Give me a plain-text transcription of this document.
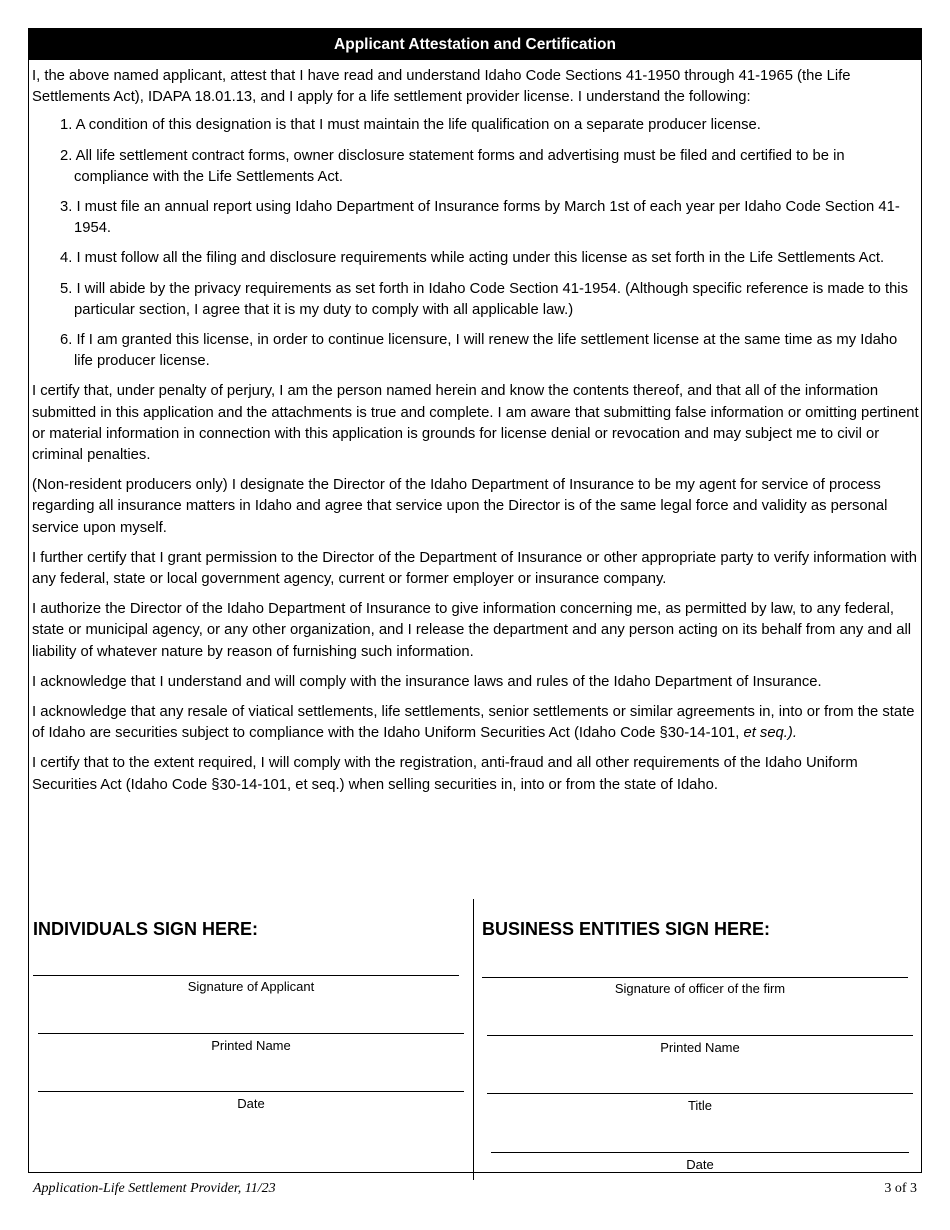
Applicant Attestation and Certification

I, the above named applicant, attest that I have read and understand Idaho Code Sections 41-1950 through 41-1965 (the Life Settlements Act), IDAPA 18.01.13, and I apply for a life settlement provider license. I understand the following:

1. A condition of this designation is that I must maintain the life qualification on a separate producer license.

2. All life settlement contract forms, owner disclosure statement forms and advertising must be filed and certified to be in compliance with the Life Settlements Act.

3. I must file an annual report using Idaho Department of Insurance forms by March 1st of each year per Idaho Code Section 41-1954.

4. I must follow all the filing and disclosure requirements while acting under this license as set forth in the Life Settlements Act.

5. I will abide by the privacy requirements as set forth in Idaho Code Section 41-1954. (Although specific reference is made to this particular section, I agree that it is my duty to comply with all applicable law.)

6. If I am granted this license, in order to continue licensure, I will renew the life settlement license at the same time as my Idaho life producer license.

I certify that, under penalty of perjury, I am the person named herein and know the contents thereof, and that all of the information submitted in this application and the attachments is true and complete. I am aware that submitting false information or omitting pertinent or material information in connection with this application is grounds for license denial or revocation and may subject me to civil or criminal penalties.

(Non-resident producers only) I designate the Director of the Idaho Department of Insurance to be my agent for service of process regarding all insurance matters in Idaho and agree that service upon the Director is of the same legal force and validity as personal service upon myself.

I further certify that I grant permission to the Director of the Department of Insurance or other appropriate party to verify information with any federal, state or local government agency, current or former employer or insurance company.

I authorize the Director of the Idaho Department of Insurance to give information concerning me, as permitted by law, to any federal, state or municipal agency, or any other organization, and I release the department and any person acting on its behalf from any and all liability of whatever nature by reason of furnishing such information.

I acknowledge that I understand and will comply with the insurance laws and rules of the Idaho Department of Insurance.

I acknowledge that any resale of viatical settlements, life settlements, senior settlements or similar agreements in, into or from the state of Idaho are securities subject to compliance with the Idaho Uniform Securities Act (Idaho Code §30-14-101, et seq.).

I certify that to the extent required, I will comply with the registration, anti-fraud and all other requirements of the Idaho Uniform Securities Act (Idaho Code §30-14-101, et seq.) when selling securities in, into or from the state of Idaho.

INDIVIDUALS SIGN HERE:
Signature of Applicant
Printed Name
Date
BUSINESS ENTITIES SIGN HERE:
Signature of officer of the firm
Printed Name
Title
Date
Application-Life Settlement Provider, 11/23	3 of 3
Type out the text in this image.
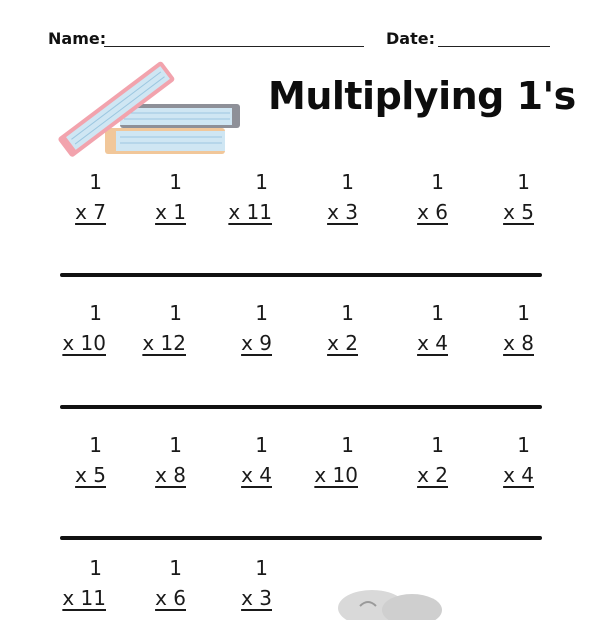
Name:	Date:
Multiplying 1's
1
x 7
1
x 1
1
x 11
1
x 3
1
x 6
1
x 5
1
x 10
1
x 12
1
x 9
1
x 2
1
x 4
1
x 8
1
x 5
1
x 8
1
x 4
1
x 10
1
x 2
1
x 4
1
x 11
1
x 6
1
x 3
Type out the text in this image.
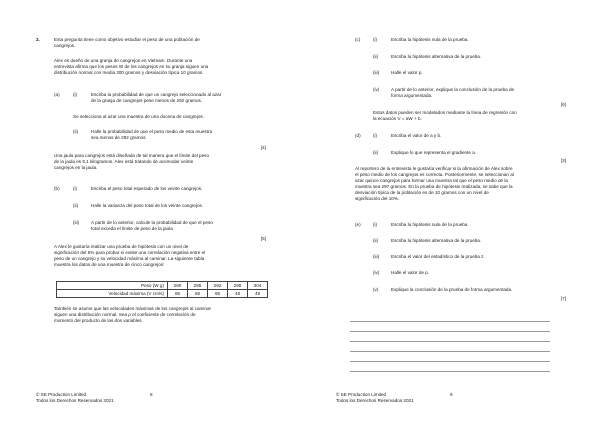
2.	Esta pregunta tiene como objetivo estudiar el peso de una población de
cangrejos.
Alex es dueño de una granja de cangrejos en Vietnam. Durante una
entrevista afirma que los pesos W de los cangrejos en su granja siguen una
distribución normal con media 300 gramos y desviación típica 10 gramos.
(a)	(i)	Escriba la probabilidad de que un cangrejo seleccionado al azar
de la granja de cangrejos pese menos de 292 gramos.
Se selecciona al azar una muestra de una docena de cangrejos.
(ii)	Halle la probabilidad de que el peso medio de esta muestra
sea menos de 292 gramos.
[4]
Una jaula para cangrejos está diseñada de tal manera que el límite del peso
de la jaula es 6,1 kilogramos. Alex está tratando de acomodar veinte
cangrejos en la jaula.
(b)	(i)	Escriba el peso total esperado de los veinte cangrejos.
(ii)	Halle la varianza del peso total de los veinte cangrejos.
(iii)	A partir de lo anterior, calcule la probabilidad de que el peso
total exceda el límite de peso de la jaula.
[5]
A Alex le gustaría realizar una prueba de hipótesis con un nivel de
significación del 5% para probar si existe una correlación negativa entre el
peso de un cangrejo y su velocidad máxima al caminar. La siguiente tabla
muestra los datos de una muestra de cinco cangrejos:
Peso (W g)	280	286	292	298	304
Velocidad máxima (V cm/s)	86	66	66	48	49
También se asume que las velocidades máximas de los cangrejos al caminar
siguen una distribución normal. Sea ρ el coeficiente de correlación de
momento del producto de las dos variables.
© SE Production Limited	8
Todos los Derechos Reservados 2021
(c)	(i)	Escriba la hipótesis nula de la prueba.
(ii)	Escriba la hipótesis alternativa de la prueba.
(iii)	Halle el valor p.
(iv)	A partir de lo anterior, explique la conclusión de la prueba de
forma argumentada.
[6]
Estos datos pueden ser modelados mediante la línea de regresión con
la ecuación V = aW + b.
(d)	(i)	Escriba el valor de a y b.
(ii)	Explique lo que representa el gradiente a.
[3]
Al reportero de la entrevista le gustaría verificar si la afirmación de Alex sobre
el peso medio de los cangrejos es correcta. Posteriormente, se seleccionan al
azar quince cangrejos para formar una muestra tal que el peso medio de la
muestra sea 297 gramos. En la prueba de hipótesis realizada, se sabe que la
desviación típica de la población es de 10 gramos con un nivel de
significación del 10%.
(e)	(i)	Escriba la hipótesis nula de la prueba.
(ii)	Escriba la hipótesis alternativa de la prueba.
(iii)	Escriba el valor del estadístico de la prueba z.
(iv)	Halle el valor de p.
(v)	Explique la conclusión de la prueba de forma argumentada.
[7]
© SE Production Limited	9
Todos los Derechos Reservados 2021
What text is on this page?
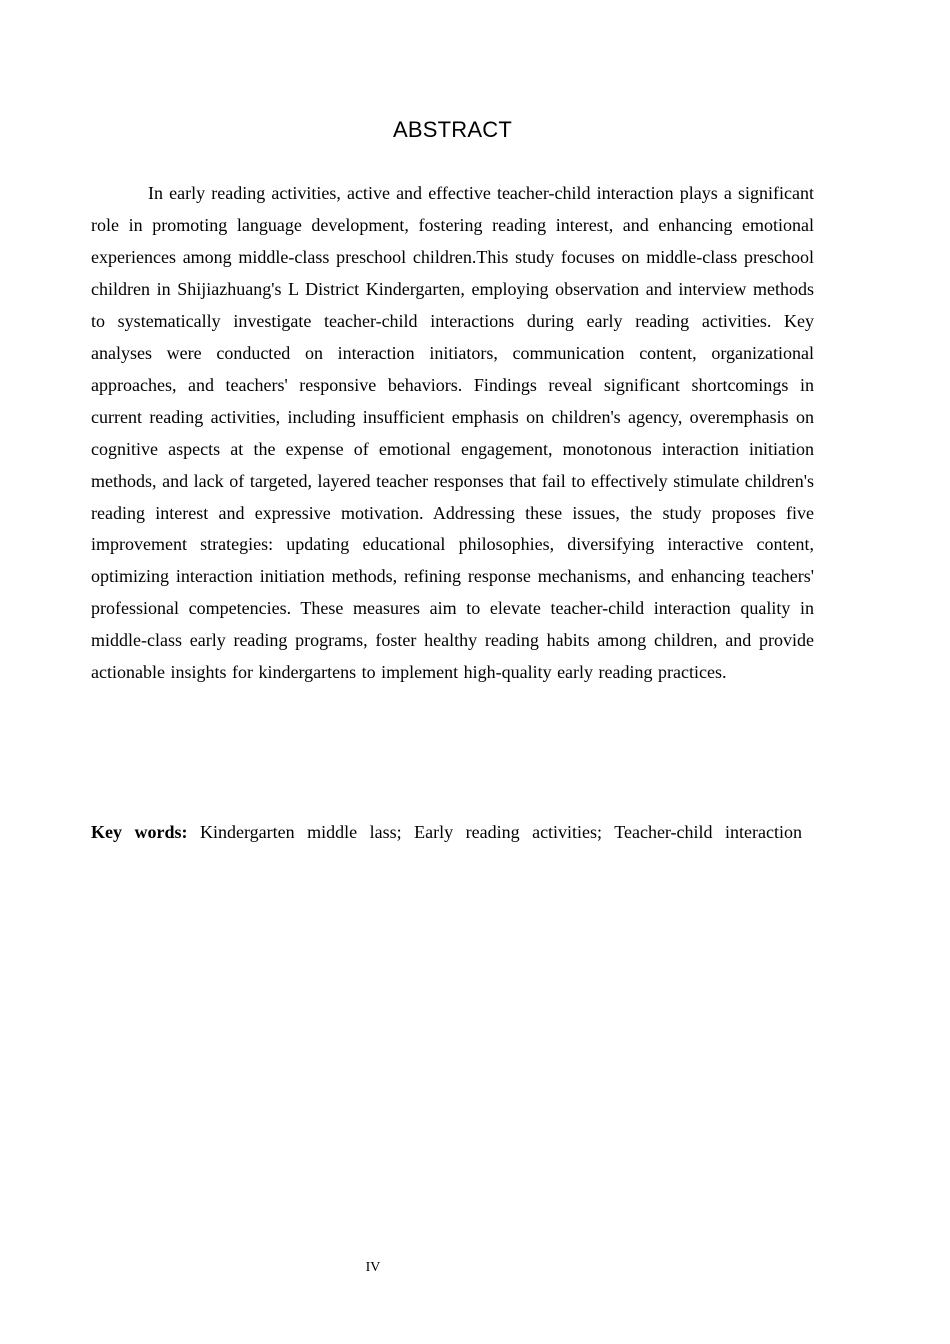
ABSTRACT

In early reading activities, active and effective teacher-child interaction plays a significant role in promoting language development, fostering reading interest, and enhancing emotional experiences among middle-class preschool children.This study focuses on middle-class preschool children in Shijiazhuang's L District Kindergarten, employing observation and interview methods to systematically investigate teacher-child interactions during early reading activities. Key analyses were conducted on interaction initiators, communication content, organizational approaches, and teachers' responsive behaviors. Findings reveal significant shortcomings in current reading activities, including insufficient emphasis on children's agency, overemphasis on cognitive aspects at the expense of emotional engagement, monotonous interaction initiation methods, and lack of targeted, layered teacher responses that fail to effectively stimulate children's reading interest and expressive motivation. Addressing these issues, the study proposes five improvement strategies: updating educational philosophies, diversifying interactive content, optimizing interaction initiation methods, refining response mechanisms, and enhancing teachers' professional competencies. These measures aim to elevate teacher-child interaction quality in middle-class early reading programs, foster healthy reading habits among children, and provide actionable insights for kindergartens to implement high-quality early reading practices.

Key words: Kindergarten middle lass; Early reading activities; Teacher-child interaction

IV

——————

▶ _Requirements_
Except for the pictures, copy the material above exactly.

▶ _Reply_
Give me a plain-text transcription of this document.
Applicant Attestation and Certification

I, the above named applicant, attest that I have read and understand Idaho Code Sections 41-1950 through 41-1965 (the Life Settlements Act), IDAPA 18.01.13, and I apply for a life settlement provider license. I understand the following:

1. A condition of this designation is that I must maintain the life qualification on a separate producer license.

2. All life settlement contract forms, owner disclosure statement forms and advertising must be filed and certified to be in compliance with the Life Settlements Act.

3. I must file an annual report using Idaho Department of Insurance forms by March 1st of each year per Idaho Code Section 41-1954.

4. I must follow all the filing and disclosure requirements while acting under this license as set forth in the Life Settlements Act.

5. I will abide by the privacy requirements as set forth in Idaho Code Section 41-1954. (Although specific reference is made to this particular section, I agree that it is my duty to comply with all applicable law.)

6. If I am granted this license, in order to continue licensure, I will renew the life settlement license at the same time as my Idaho life producer license.

I certify that, under penalty of perjury, I am the person named herein and know the contents thereof, and that all of the information submitted in this application and the attachments is true and complete. I am aware that submitting false information or omitting pertinent or material information in connection with this application is grounds for license denial or revocation and may subject me to civil or criminal penalties.

(Non-resident producers only) I designate the Director of the Idaho Department of Insurance to be my agent for service of process regarding all insurance matters in Idaho and agree that service upon the Director is of the same legal force and validity as personal service upon myself.

I further certify that I grant permission to the Director of the Department of Insurance or other appropriate party to verify information with any federal, state or local government agency, current or former employer or insurance company.

I authorize the Director of the Idaho Department of Insurance to give information concerning me, as permitted by law, to any federal, state or municipal agency, or any other organization, and I release the department and any person acting on its behalf from any and all liability of whatever nature by reason of furnishing such information.

I acknowledge that I understand and will comply with the insurance laws and rules of the Idaho Department of Insurance.

I acknowledge that any resale of viatical settlements, life settlements, senior settlements or similar agreements in, into or from the state of Idaho are securities subject to compliance with the Idaho Uniform Securities Act (Idaho Code §30-14-101, et seq.).

I certify that to the extent required, I will comply with the registration, anti-fraud and all other requirements of the Idaho Uniform Securities Act (Idaho Code §30-14-101, et seq.) when selling securities in, into or from the state of Idaho.

INDIVIDUALS SIGN HERE:
Signature of Applicant
Printed Name
Date
BUSINESS ENTITIES SIGN HERE:
Signature of officer of the firm
Printed Name
Title
Date
Application-Life Settlement Provider, 11/23	3 of 3
Type out the text in this image.
Name:	Date:
Multiplying 1's
1
x 7
1
x 1
1
x 11
1
x 3
1
x 6
1
x 5
1
x 10
1
x 12
1
x 9
1
x 2
1
x 4
1
x 8
1
x 5
1
x 8
1
x 4
1
x 10
1
x 2
1
x 4
1
x 11
1
x 6
1
x 3
Type out the text in this image.
2.	Esta pregunta tiene como objetivo estudiar el peso de una población de
cangrejos.
Alex es dueño de una granja de cangrejos en Vietnam. Durante una
entrevista afirma que los pesos W de los cangrejos en su granja siguen una
distribución normal con media 300 gramos y desviación típica 10 gramos.
(a)	(i)	Escriba la probabilidad de que un cangrejo seleccionado al azar
de la granja de cangrejos pese menos de 292 gramos.
Se selecciona al azar una muestra de una docena de cangrejos.
(ii)	Halle la probabilidad de que el peso medio de esta muestra
sea menos de 292 gramos.
[4]
Una jaula para cangrejos está diseñada de tal manera que el límite del peso
de la jaula es 6,1 kilogramos. Alex está tratando de acomodar veinte
cangrejos en la jaula.
(b)	(i)	Escriba el peso total esperado de los veinte cangrejos.
(ii)	Halle la varianza del peso total de los veinte cangrejos.
(iii)	A partir de lo anterior, calcule la probabilidad de que el peso
total exceda el límite de peso de la jaula.
[5]
A Alex le gustaría realizar una prueba de hipótesis con un nivel de
significación del 5% para probar si existe una correlación negativa entre el
peso de un cangrejo y su velocidad máxima al caminar. La siguiente tabla
muestra los datos de una muestra de cinco cangrejos:
Peso (W g)	280	286	292	298	304
Velocidad máxima (V cm/s)	86	66	66	48	49
También se asume que las velocidades máximas de los cangrejos al caminar
siguen una distribución normal. Sea ρ el coeficiente de correlación de
momento del producto de las dos variables.
© SE Production Limited	8
Todos los Derechos Reservados 2021
(c)	(i)	Escriba la hipótesis nula de la prueba.
(ii)	Escriba la hipótesis alternativa de la prueba.
(iii)	Halle el valor p.
(iv)	A partir de lo anterior, explique la conclusión de la prueba de
forma argumentada.
[6]
Estos datos pueden ser modelados mediante la línea de regresión con
la ecuación V = aW + b.
(d)	(i)	Escriba el valor de a y b.
(ii)	Explique lo que representa el gradiente a.
[3]
Al reportero de la entrevista le gustaría verificar si la afirmación de Alex sobre
el peso medio de los cangrejos es correcta. Posteriormente, se seleccionan al
azar quince cangrejos para formar una muestra tal que el peso medio de la
muestra sea 297 gramos. En la prueba de hipótesis realizada, se sabe que la
desviación típica de la población es de 10 gramos con un nivel de
significación del 10%.
(e)	(i)	Escriba la hipótesis nula de la prueba.
(ii)	Escriba la hipótesis alternativa de la prueba.
(iii)	Escriba el valor del estadístico de la prueba z.
(iv)	Halle el valor de p.
(v)	Explique la conclusión de la prueba de forma argumentada.
[7]
© SE Production Limited	9
Todos los Derechos Reservados 2021
What text is on this page?
ABSTRACT

In early reading activities, active and effective teacher-child interaction plays a significant role in promoting language development, fostering reading interest, and enhancing emotional experiences among middle-class preschool children.This study focuses on middle-class preschool children in Shijiazhuang's L District Kindergarten, employing observation and interview methods to systematically investigate teacher-child interactions during early reading activities. Key analyses were conducted on interaction initiators, communication content, organizational approaches, and teachers' responsive behaviors. Findings reveal significant shortcomings in current reading activities, including insufficient emphasis on children's agency, overemphasis on cognitive aspects at the expense of emotional engagement, monotonous interaction initiation methods, and lack of targeted, layered teacher responses that fail to effectively stimulate children's reading interest and expressive motivation. Addressing these issues, the study proposes five improvement strategies: updating educational philosophies, diversifying interactive content, optimizing interaction initiation methods, refining response mechanisms, and enhancing teachers' professional competencies. These measures aim to elevate teacher-child interaction quality in middle-class early reading programs, foster healthy reading habits among children, and provide actionable insights for kindergartens to implement high-quality early reading practices.

Key words: Kindergarten middle lass; Early reading activities; Teacher-child interaction

IV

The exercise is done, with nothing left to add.